> WHAT YOU HAVE TO DO:
Reproduce the records below exactly, leaving out any pictures.

> DATA TO USE:
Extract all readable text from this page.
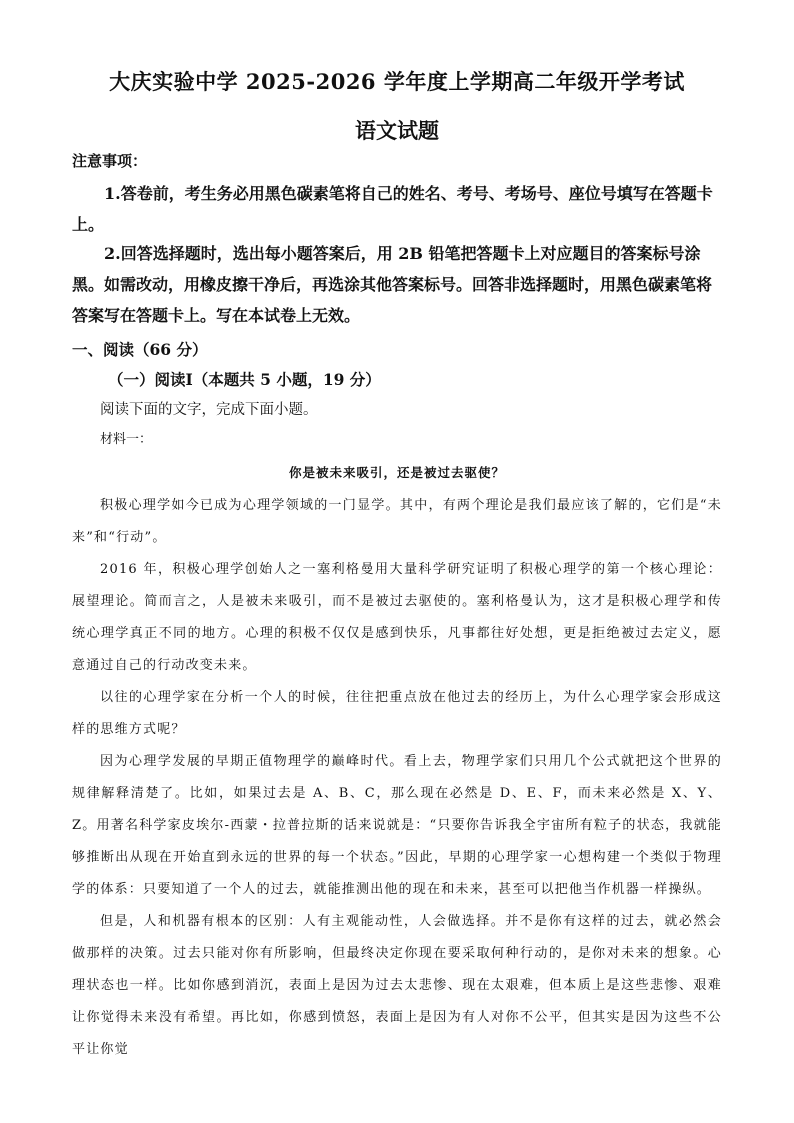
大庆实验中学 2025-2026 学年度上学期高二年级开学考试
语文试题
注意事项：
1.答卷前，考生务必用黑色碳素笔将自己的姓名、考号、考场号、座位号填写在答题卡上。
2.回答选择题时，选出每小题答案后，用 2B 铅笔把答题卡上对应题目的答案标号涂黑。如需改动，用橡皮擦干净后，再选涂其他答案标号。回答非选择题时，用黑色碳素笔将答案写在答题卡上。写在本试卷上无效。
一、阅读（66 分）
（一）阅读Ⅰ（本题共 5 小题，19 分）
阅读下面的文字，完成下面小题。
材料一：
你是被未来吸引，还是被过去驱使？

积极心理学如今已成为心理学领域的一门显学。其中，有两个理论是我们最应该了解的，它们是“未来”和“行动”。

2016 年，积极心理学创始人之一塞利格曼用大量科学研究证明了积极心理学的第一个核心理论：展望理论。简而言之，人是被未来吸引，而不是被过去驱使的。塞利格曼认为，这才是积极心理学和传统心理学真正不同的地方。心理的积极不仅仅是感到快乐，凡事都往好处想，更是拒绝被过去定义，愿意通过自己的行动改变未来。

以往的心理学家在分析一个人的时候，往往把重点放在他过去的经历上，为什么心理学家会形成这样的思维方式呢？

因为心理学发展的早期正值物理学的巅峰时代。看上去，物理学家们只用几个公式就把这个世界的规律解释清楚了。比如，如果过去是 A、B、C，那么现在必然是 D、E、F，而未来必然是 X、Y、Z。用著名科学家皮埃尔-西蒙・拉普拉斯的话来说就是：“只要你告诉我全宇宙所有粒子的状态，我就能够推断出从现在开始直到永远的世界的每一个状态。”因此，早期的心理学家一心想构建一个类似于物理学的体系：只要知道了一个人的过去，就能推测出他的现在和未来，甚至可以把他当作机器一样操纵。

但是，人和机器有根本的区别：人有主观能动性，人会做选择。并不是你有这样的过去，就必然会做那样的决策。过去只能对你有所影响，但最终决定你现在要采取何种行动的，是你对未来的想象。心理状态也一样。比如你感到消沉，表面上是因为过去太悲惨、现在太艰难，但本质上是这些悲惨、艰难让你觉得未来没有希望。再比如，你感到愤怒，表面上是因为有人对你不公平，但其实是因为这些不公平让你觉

> CORRECT OUTPUT:
Extract all readable text from this page.
大庆实验中学 2025-2026 学年度上学期高二年级开学考试
语文试题
注意事项：
1.答卷前，考生务必用黑色碳素笔将自己的姓名、考号、考场号、座位号填写在答题卡上。
2.回答选择题时，选出每小题答案后，用 2B 铅笔把答题卡上对应题目的答案标号涂黑。如需改动，用橡皮擦干净后，再选涂其他答案标号。回答非选择题时，用黑色碳素笔将答案写在答题卡上。写在本试卷上无效。
一、阅读（66 分）
（一）阅读Ⅰ（本题共 5 小题，19 分）
阅读下面的文字，完成下面小题。
材料一：
你是被未来吸引，还是被过去驱使？

积极心理学如今已成为心理学领域的一门显学。其中，有两个理论是我们最应该了解的，它们是“未来”和“行动”。

2016 年，积极心理学创始人之一塞利格曼用大量科学研究证明了积极心理学的第一个核心理论：展望理论。简而言之，人是被未来吸引，而不是被过去驱使的。塞利格曼认为，这才是积极心理学和传统心理学真正不同的地方。心理的积极不仅仅是感到快乐，凡事都往好处想，更是拒绝被过去定义，愿意通过自己的行动改变未来。

以往的心理学家在分析一个人的时候，往往把重点放在他过去的经历上，为什么心理学家会形成这样的思维方式呢？

因为心理学发展的早期正值物理学的巅峰时代。看上去，物理学家们只用几个公式就把这个世界的规律解释清楚了。比如，如果过去是 A、B、C，那么现在必然是 D、E、F，而未来必然是 X、Y、Z。用著名科学家皮埃尔-西蒙・拉普拉斯的话来说就是：“只要你告诉我全宇宙所有粒子的状态，我就能够推断出从现在开始直到永远的世界的每一个状态。”因此，早期的心理学家一心想构建一个类似于物理学的体系：只要知道了一个人的过去，就能推测出他的现在和未来，甚至可以把他当作机器一样操纵。

但是，人和机器有根本的区别：人有主观能动性，人会做选择。并不是你有这样的过去，就必然会做那样的决策。过去只能对你有所影响，但最终决定你现在要采取何种行动的，是你对未来的想象。心理状态也一样。比如你感到消沉，表面上是因为过去太悲惨、现在太艰难，但本质上是这些悲惨、艰难让你觉得未来没有希望。再比如，你感到愤怒，表面上是因为有人对你不公平，但其实是因为这些不公平让你觉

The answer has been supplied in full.